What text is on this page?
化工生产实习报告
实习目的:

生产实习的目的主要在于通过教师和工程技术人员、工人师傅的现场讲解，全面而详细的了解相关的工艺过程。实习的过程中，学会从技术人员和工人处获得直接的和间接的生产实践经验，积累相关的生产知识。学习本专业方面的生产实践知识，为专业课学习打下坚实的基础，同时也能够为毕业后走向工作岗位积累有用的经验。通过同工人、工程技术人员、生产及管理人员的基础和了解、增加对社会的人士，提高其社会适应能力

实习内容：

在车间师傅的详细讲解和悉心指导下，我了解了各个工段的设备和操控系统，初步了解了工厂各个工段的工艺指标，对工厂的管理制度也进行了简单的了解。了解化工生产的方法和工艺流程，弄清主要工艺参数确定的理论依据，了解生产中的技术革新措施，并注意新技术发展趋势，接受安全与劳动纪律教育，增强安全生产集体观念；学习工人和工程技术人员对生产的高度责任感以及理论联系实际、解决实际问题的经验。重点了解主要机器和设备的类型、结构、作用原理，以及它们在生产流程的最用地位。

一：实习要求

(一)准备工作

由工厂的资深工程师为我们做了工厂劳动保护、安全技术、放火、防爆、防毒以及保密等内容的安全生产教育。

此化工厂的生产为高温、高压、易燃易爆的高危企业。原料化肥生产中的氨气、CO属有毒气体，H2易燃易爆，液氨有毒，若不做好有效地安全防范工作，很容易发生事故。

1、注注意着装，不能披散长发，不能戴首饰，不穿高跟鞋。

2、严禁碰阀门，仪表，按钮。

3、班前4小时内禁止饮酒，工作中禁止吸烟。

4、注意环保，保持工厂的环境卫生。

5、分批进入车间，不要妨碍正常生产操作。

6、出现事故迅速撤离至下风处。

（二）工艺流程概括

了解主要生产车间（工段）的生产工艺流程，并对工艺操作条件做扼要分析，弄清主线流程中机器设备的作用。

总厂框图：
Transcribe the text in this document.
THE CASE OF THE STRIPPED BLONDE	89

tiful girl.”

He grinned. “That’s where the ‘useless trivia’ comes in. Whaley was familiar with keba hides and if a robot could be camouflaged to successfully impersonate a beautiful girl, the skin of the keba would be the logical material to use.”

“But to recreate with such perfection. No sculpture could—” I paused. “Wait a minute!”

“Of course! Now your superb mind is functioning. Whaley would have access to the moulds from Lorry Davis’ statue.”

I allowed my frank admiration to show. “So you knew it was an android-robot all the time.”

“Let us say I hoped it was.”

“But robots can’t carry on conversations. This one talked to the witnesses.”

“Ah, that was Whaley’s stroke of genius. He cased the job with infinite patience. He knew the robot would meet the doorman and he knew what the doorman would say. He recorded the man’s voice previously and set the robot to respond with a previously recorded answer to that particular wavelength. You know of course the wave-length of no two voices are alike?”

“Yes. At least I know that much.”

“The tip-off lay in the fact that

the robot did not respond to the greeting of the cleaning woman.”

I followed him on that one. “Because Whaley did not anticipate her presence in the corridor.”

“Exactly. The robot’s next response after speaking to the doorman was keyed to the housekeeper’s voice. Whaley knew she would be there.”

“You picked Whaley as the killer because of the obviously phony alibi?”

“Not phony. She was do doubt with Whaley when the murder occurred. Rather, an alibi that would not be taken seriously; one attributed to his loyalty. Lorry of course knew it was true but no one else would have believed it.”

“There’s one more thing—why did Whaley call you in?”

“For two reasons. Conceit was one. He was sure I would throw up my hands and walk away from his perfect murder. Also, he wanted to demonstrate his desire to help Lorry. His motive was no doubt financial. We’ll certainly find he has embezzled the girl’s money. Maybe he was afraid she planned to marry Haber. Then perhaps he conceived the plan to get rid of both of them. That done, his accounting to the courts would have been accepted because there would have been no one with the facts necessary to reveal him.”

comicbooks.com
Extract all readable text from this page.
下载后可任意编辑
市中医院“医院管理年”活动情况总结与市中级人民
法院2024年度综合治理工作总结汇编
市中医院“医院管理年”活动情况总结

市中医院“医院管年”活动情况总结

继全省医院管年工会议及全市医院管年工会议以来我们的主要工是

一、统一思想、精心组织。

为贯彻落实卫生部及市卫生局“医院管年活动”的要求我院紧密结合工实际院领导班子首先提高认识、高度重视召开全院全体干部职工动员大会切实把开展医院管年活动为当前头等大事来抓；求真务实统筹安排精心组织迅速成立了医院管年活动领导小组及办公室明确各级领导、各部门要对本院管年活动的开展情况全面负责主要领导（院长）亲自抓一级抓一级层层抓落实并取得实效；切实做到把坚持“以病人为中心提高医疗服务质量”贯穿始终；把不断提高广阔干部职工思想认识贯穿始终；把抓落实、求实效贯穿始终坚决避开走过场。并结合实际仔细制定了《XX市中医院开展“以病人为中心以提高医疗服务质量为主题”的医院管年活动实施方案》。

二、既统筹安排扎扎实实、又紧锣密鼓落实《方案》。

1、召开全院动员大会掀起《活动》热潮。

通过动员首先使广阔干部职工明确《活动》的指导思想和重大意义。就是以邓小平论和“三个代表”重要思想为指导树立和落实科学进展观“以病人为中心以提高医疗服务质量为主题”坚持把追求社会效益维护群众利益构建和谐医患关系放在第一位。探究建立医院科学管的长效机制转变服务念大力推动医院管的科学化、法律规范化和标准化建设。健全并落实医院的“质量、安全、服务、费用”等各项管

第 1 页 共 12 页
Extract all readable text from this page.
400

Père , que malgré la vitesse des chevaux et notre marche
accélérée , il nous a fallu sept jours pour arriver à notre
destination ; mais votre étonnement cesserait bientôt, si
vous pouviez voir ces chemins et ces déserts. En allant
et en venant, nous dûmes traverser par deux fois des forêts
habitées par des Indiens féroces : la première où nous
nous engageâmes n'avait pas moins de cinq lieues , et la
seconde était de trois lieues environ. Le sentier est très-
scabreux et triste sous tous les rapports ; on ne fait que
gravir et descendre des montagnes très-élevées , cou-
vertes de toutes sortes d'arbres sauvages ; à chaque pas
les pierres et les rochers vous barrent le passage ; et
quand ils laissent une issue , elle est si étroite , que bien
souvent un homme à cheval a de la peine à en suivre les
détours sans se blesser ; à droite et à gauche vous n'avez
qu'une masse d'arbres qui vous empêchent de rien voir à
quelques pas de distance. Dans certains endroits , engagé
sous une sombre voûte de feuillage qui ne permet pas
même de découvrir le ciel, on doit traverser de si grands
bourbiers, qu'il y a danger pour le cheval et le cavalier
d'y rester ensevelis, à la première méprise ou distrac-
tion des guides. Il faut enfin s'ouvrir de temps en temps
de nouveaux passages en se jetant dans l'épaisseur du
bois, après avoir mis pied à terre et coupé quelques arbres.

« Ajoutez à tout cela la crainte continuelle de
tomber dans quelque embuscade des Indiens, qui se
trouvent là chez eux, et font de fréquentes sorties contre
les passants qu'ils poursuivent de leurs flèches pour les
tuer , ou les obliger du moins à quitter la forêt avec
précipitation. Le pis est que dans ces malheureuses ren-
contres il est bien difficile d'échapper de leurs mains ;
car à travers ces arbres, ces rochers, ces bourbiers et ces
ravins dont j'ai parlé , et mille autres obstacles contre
··········
Exercise directions —
Lines that include the word "rochers" are to be extracted from the data above.

Solution to this task —
les pierres et les rochers vous barrent le passage ; et
car à travers ces arbres, ces rochers, ces bourbiers et ces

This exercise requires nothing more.